— Start —
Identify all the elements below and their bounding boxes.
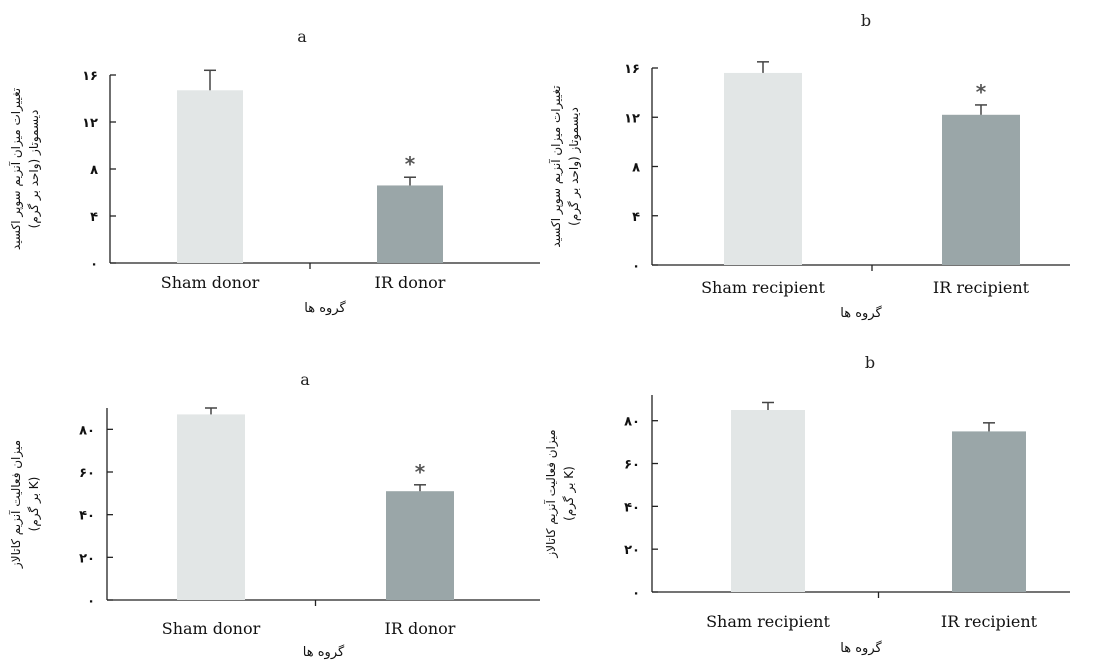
— End —
— Start —
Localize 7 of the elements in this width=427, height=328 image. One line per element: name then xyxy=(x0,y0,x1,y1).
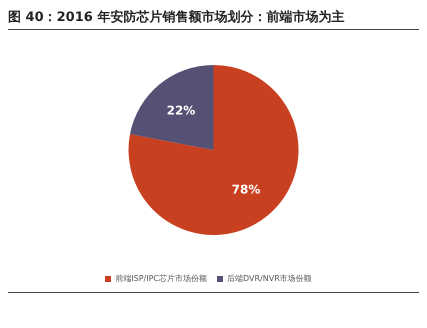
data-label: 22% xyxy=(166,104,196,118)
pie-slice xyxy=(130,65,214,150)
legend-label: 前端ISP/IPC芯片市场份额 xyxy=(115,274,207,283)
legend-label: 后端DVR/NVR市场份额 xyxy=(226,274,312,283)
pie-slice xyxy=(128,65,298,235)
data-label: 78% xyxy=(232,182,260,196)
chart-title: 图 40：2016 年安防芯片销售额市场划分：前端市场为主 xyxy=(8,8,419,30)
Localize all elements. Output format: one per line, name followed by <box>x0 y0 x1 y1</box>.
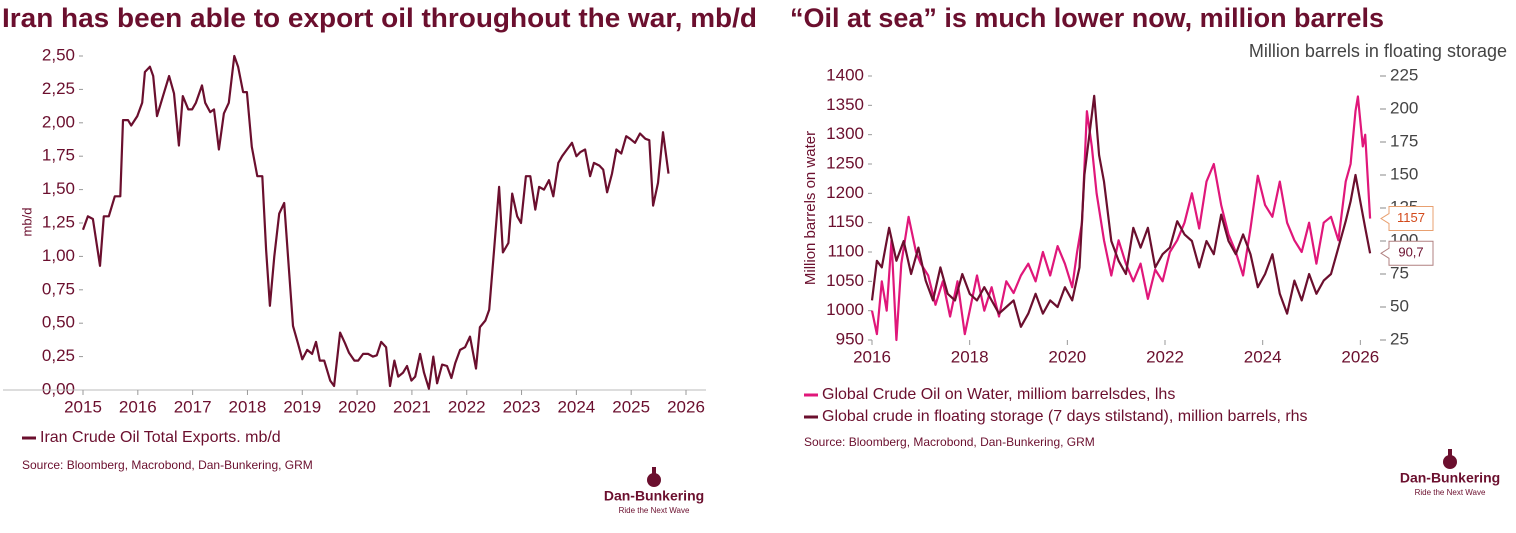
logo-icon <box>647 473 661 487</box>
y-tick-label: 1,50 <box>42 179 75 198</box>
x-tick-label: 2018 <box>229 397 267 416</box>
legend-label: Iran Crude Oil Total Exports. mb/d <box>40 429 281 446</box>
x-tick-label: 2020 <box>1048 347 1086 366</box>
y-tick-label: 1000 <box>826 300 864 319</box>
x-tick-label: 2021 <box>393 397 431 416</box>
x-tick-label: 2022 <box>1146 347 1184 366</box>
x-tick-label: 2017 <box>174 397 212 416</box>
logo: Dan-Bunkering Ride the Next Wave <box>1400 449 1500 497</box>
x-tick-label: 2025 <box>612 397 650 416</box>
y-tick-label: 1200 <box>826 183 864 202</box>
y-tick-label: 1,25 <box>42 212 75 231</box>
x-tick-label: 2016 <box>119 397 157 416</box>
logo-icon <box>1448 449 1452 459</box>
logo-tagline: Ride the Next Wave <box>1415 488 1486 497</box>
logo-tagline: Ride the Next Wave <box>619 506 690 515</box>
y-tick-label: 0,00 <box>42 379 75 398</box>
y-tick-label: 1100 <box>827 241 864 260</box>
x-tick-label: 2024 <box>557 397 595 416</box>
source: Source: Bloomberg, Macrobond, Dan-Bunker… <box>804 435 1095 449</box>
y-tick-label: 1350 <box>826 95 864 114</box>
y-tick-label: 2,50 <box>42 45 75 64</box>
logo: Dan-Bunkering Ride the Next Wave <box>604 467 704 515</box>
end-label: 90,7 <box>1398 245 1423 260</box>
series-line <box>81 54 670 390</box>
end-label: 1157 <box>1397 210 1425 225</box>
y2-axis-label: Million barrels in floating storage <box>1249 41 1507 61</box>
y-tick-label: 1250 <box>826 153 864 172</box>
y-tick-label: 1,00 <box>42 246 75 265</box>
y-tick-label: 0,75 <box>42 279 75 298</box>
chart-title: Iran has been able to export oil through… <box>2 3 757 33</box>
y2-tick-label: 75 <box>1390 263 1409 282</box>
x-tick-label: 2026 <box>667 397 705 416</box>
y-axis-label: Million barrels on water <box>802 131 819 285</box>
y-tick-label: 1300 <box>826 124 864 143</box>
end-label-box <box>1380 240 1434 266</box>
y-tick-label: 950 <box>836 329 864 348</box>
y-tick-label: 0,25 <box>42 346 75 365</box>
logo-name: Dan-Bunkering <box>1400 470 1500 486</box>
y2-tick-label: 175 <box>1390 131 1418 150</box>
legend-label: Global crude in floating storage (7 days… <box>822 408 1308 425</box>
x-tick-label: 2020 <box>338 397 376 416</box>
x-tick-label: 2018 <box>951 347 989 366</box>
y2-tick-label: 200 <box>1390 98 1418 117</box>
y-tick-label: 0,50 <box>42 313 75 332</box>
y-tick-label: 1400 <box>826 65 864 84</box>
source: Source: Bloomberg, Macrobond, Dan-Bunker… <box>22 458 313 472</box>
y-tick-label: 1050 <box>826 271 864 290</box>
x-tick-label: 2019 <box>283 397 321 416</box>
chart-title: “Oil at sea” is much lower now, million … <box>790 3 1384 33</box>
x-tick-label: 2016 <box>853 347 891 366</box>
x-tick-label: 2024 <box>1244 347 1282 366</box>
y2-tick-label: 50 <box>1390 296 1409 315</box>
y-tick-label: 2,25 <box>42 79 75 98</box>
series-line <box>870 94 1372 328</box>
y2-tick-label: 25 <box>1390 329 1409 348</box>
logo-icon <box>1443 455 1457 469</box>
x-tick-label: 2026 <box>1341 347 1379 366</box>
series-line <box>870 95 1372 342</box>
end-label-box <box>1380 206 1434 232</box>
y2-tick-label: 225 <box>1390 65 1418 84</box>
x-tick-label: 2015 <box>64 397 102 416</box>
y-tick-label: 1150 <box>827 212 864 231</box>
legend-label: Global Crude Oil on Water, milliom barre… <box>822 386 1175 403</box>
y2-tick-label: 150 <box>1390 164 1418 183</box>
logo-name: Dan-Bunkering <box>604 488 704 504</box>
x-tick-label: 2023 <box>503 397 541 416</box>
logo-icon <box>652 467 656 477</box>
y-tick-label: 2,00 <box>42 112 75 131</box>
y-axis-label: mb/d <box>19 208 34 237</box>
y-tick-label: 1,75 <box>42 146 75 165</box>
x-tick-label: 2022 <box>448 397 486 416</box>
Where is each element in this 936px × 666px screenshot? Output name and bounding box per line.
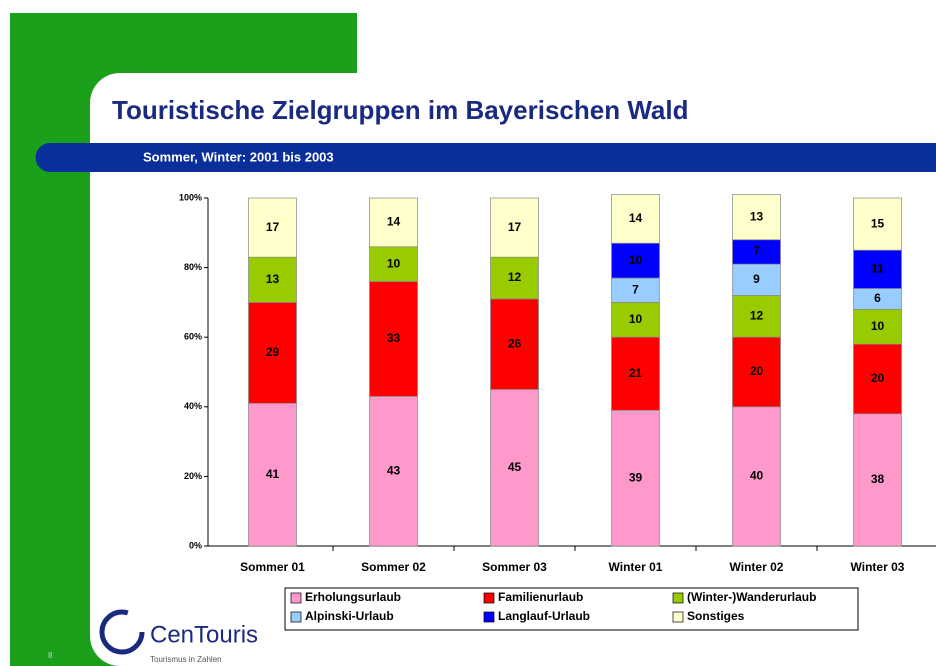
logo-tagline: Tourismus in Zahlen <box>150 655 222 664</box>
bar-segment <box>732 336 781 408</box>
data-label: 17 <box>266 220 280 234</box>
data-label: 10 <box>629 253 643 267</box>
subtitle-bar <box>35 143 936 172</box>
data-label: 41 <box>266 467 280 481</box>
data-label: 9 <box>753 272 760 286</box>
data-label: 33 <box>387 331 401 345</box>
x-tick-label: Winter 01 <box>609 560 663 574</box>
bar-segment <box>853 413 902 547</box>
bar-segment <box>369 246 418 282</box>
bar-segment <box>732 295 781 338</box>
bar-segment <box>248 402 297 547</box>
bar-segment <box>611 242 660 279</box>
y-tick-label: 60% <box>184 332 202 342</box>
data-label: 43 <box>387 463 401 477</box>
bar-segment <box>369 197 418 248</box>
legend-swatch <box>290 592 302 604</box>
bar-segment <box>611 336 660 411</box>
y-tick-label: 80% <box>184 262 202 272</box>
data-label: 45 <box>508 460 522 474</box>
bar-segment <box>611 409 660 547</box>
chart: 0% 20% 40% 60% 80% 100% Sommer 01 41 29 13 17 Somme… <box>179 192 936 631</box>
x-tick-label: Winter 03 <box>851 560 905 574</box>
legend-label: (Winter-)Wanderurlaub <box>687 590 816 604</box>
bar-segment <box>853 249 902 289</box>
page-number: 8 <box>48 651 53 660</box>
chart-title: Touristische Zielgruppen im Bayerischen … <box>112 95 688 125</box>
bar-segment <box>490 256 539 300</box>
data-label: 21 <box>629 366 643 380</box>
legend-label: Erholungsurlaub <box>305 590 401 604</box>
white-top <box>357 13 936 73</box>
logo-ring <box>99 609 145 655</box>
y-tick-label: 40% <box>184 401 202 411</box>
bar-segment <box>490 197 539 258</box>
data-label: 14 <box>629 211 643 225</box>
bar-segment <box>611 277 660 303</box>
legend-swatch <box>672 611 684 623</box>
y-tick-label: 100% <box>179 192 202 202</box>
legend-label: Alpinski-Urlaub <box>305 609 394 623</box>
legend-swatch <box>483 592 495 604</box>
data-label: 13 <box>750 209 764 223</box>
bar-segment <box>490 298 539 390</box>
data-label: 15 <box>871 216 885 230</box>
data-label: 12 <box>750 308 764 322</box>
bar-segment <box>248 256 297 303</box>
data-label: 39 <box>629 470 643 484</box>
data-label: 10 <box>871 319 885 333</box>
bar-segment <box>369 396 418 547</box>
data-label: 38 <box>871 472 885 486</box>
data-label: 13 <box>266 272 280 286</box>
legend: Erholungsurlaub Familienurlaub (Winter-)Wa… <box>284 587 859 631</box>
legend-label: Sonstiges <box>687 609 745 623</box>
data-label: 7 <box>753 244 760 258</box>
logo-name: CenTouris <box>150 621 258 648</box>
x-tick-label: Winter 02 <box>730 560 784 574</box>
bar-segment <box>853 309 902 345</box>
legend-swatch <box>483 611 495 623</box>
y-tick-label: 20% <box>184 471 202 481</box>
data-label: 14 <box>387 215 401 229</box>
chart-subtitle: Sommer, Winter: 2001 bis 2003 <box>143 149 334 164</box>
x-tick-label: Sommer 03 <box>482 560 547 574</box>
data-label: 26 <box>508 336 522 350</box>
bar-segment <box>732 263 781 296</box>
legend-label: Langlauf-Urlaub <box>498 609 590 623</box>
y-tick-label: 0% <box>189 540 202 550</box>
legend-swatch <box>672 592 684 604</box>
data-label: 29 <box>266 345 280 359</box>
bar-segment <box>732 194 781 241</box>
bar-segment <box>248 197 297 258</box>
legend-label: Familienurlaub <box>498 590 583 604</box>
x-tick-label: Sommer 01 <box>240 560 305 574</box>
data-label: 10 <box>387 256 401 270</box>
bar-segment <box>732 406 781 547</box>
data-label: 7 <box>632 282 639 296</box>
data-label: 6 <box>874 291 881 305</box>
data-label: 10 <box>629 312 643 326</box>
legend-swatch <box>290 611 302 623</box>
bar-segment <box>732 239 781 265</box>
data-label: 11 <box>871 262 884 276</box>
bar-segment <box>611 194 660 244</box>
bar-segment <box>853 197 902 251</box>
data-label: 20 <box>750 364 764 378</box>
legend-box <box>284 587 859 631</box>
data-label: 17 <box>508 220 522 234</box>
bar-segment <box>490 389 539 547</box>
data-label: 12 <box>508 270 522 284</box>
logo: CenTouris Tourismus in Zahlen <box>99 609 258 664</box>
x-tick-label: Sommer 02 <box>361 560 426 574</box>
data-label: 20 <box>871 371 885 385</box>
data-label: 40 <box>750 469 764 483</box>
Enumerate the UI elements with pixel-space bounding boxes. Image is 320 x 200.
— End —
Could you rewrite the records starting at the line with "Localize all elements." and ending at the line with "y-tick-label: 1,25 <box>42 212 75 231</box>", changing every "x-tick-label" to "x-axis-tick" and leaving everything else as it is? Omit the pictures from your answer.

Localize all elements. Output format: one per line, name followed by <box>x0 y0 x1 y1</box>.
logo-icon <box>647 473 661 487</box>
y-tick-label: 1,50 <box>42 179 75 198</box>
x-axis-tick: 2018 <box>229 397 267 416</box>
legend-label: Iran Crude Oil Total Exports. mb/d <box>40 429 281 446</box>
x-axis-tick: 2020 <box>1048 347 1086 366</box>
y-tick-label: 1000 <box>826 300 864 319</box>
x-axis-tick: 2021 <box>393 397 431 416</box>
x-axis-tick: 2022 <box>1146 347 1184 366</box>
x-axis-tick: 2017 <box>174 397 212 416</box>
logo: Dan-Bunkering Ride the Next Wave <box>1400 449 1500 497</box>
x-axis-tick: 2025 <box>612 397 650 416</box>
y-tick-label: 1200 <box>826 183 864 202</box>
y-tick-label: 1,25 <box>42 212 75 231</box>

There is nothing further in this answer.